[Required work]
Copy the material word for word, from its first line through the line that contains "title-line3: StickNet θe".

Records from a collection
◇ ◇ ◇ ◇ ◇ ◇ ◇

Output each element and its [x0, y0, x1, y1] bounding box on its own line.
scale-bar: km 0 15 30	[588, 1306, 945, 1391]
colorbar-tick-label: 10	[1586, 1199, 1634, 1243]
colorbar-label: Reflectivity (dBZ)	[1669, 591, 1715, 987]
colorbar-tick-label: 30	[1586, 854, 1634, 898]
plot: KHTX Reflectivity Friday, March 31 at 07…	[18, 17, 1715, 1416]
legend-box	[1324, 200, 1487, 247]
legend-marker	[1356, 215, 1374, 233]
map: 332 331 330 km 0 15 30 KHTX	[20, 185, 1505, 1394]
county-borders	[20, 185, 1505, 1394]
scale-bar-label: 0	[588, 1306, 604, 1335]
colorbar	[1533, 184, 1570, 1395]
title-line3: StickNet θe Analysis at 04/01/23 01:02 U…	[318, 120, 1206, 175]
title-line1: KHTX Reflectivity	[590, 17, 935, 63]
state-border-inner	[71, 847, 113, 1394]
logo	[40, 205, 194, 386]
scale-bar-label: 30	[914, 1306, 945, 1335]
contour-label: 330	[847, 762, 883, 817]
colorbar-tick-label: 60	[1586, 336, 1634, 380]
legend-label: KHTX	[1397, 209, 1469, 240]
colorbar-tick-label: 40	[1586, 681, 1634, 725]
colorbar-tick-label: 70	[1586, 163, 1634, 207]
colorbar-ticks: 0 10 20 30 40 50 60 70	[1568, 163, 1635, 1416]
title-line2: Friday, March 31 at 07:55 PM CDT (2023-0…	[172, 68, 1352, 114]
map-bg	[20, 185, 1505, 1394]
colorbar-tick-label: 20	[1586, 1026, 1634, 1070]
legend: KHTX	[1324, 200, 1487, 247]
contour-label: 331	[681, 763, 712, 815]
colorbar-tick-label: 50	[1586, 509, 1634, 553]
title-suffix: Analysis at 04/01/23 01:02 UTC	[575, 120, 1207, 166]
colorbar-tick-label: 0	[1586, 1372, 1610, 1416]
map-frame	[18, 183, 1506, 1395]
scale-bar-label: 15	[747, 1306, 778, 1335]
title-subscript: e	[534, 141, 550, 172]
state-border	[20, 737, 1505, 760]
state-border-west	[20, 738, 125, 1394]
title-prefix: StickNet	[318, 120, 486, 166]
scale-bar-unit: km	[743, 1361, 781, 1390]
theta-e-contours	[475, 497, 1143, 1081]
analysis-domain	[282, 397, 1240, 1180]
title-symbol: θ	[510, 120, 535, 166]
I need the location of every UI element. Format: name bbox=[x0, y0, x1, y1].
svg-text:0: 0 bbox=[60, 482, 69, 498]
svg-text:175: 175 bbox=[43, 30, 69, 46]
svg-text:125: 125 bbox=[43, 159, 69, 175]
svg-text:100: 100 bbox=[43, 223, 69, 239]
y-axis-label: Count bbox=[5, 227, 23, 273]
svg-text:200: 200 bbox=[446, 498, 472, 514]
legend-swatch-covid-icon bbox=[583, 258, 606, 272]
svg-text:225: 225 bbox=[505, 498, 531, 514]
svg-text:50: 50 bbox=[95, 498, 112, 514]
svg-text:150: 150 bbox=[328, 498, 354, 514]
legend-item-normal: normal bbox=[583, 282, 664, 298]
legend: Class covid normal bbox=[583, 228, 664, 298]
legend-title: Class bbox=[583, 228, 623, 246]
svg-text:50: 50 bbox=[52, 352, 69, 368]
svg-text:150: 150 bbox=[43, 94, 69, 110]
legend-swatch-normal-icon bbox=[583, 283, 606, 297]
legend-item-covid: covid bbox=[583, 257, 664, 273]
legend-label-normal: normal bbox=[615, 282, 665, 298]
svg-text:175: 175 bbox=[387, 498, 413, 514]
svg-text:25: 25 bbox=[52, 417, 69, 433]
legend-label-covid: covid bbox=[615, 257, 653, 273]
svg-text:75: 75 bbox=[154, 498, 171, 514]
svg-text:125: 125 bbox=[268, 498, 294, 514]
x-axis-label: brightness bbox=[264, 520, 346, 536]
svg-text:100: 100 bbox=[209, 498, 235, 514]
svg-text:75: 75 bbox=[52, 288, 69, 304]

◇ ◇ ◇ ◇ ◇ ◇ ◇

[Exercise response]
Output each element and its [x0, y0, x1, y1] bounding box on its own line.
scale-bar: km 0 15 30	[588, 1306, 945, 1391]
colorbar-tick-label: 10	[1586, 1199, 1634, 1243]
colorbar-label: Reflectivity (dBZ)	[1669, 591, 1715, 987]
colorbar-tick-label: 30	[1586, 854, 1634, 898]
plot: KHTX Reflectivity Friday, March 31 at 07…	[18, 17, 1715, 1416]
legend-box	[1324, 200, 1487, 247]
legend-marker	[1356, 215, 1374, 233]
map: 332 331 330 km 0 15 30 KHTX	[20, 185, 1505, 1394]
county-borders	[20, 185, 1505, 1394]
scale-bar-label: 0	[588, 1306, 604, 1335]
colorbar	[1533, 184, 1570, 1395]
title-line3: StickNet θe Analysis at 04/01/23 01:02 U…	[318, 120, 1206, 175]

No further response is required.